▸ **Records**
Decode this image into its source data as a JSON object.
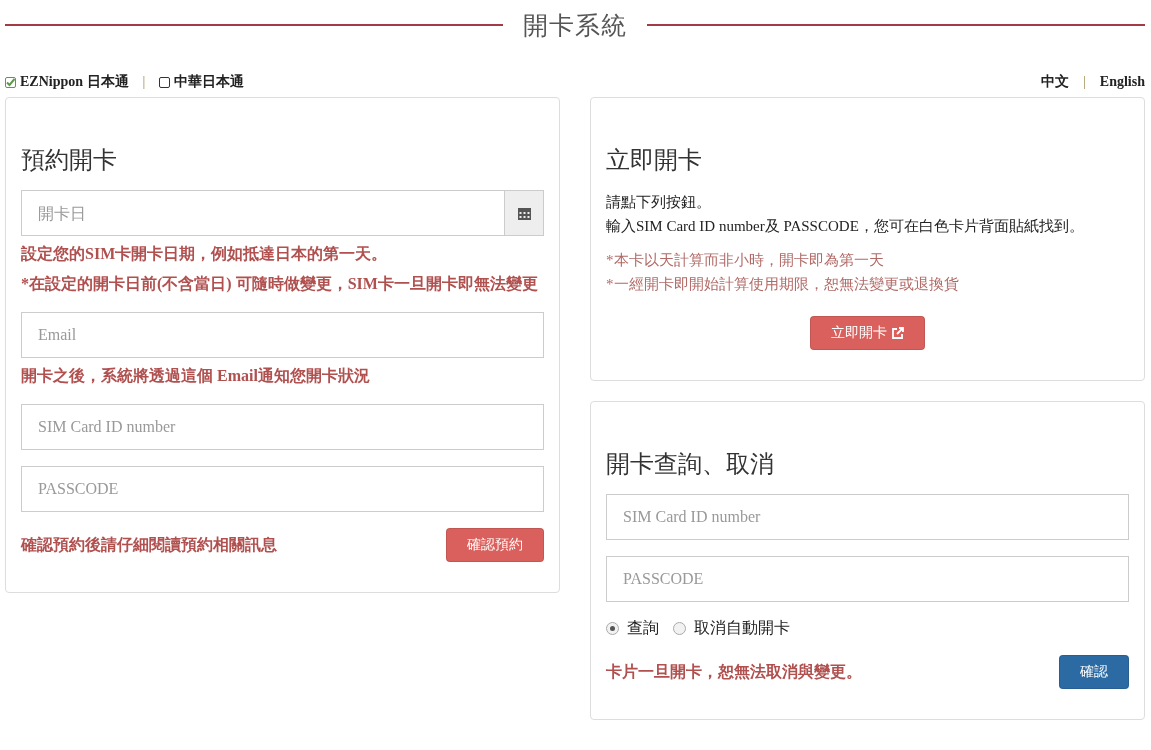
{
  "page_title": "開卡系統",
  "brands": [
    {
      "label": "EZNippon 日本通",
      "checked": true
    },
    {
      "label": "中華日本通",
      "checked": false
    }
  ],
  "brand_separator": "|",
  "languages": [
    {
      "label": "中文"
    },
    {
      "label": "English"
    }
  ],
  "language_separator": "|",
  "reserve": {
    "title": "預約開卡",
    "items": [
      {
        "kind": "date",
        "placeholder": "開卡日"
      },
      {
        "kind": "note",
        "text": "設定您的SIM卡開卡日期，例如抵達日本的第一天。"
      },
      {
        "kind": "note",
        "text": "*在設定的開卡日前(不含當日) 可隨時做變更，SIM卡一旦開卡即無法變更"
      },
      {
        "kind": "field",
        "placeholder": "Email"
      },
      {
        "kind": "note",
        "text": "開卡之後，系統將透過這個 Email通知您開卡狀況"
      },
      {
        "kind": "field",
        "placeholder": "SIM Card ID number"
      },
      {
        "kind": "field",
        "placeholder": "PASSCODE"
      }
    ],
    "footer_note": "確認預約後請仔細閱讀預約相關訊息",
    "button": "確認預約"
  },
  "instant": {
    "title": "立即開卡",
    "instructions": [
      "請點下列按鈕。",
      "輸入SIM Card ID number及 PASSCODE，您可在白色卡片背面貼紙找到。"
    ],
    "warnings": [
      "*本卡以天計算而非小時，開卡即為第一天",
      "*一經開卡即開始計算使用期限，恕無法變更或退換貨"
    ],
    "button": "立即開卡"
  },
  "query": {
    "title": "開卡查詢、取消",
    "fields": [
      {
        "placeholder": "SIM Card ID number"
      },
      {
        "placeholder": "PASSCODE"
      }
    ],
    "options": [
      {
        "label": "查詢",
        "selected": true
      },
      {
        "label": "取消自動開卡",
        "selected": false
      }
    ],
    "note": "卡片一旦開卡，恕無法取消與變更。",
    "button": "確認"
  }
}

▸ **Exercise goal**
Transcribe all of the entries word for word, but skip any pictures they contain.

▸ **Result**
Decode this image into its source data as a JSON object.
{
  "page_title": "開卡系統",
  "brands": [
    {
      "label": "EZNippon 日本通",
      "checked": true
    },
    {
      "label": "中華日本通",
      "checked": false
    }
  ],
  "brand_separator": "|",
  "languages": [
    {
      "label": "中文"
    },
    {
      "label": "English"
    }
  ],
  "language_separator": "|",
  "reserve": {
    "title": "預約開卡",
    "items": [
      {
        "kind": "date",
        "placeholder": "開卡日"
      },
      {
        "kind": "note",
        "text": "設定您的SIM卡開卡日期，例如抵達日本的第一天。"
      },
      {
        "kind": "note",
        "text": "*在設定的開卡日前(不含當日) 可隨時做變更，SIM卡一旦開卡即無法變更"
      },
      {
        "kind": "field",
        "placeholder": "Email"
      },
      {
        "kind": "note",
        "text": "開卡之後，系統將透過這個 Email通知您開卡狀況"
      },
      {
        "kind": "field",
        "placeholder": "SIM Card ID number"
      },
      {
        "kind": "field",
        "placeholder": "PASSCODE"
      }
    ],
    "footer_note": "確認預約後請仔細閱讀預約相關訊息",
    "button": "確認預約"
  },
  "instant": {
    "title": "立即開卡",
    "instructions": [
      "請點下列按鈕。",
      "輸入SIM Card ID number及 PASSCODE，您可在白色卡片背面貼紙找到。"
    ],
    "warnings": [
      "*本卡以天計算而非小時，開卡即為第一天",
      "*一經開卡即開始計算使用期限，恕無法變更或退換貨"
    ],
    "button": "立即開卡"
  },
  "query": {
    "title": "開卡查詢、取消",
    "fields": [
      {
        "placeholder": "SIM Card ID number"
      },
      {
        "placeholder": "PASSCODE"
      }
    ],
    "options": [
      {
        "label": "查詢",
        "selected": true
      },
      {
        "label": "取消自動開卡",
        "selected": false
      }
    ],
    "note": "卡片一旦開卡，恕無法取消與變更。",
    "button": "確認"
  }
}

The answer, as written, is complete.